(Data records)
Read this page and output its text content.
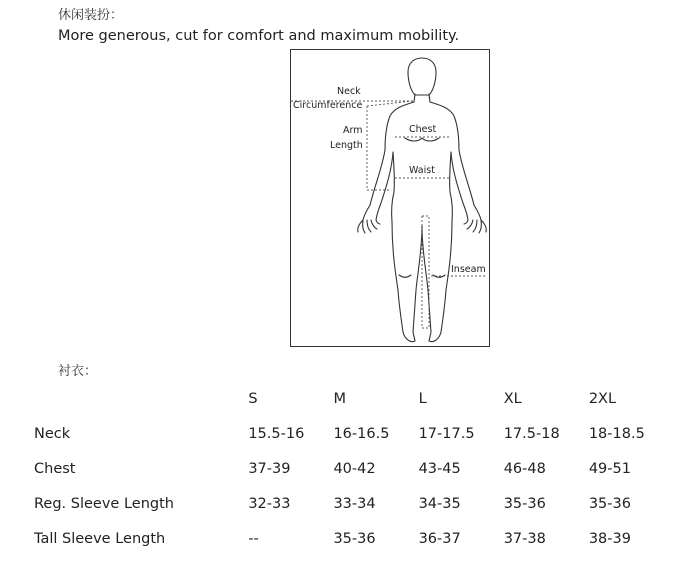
休闲装扮：
More generous, cut for comfort and maximum mobility.
Neck
Circumference
Arm
Length
Chest
Waist
Inseam
衬衣：
	S	M	L	XL	2XL
Neck	15.5-16	16-16.5	17-17.5	17.5-18	18-18.5
Chest	37-39	40-42	43-45	46-48	49-51
Reg. Sleeve Length	32-33	33-34	34-35	35-36	35-36
Tall Sleeve Length	--	35-36	36-37	37-38	38-39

Stated goal :: Print out the lines exactly, skipping any picture.

Task result ::
Read this page and output its text content.
休闲装扮：
More generous, cut for comfort and maximum mobility.
Neck
Circumference
Arm
Length
Chest
Waist
Inseam
衬衣：
	S	M	L	XL	2XL
Neck	15.5-16	16-16.5	17-17.5	17.5-18	18-18.5
Chest	37-39	40-42	43-45	46-48	49-51
Reg. Sleeve Length	32-33	33-34	34-35	35-36	35-36
Tall Sleeve Length	--	35-36	36-37	37-38	38-39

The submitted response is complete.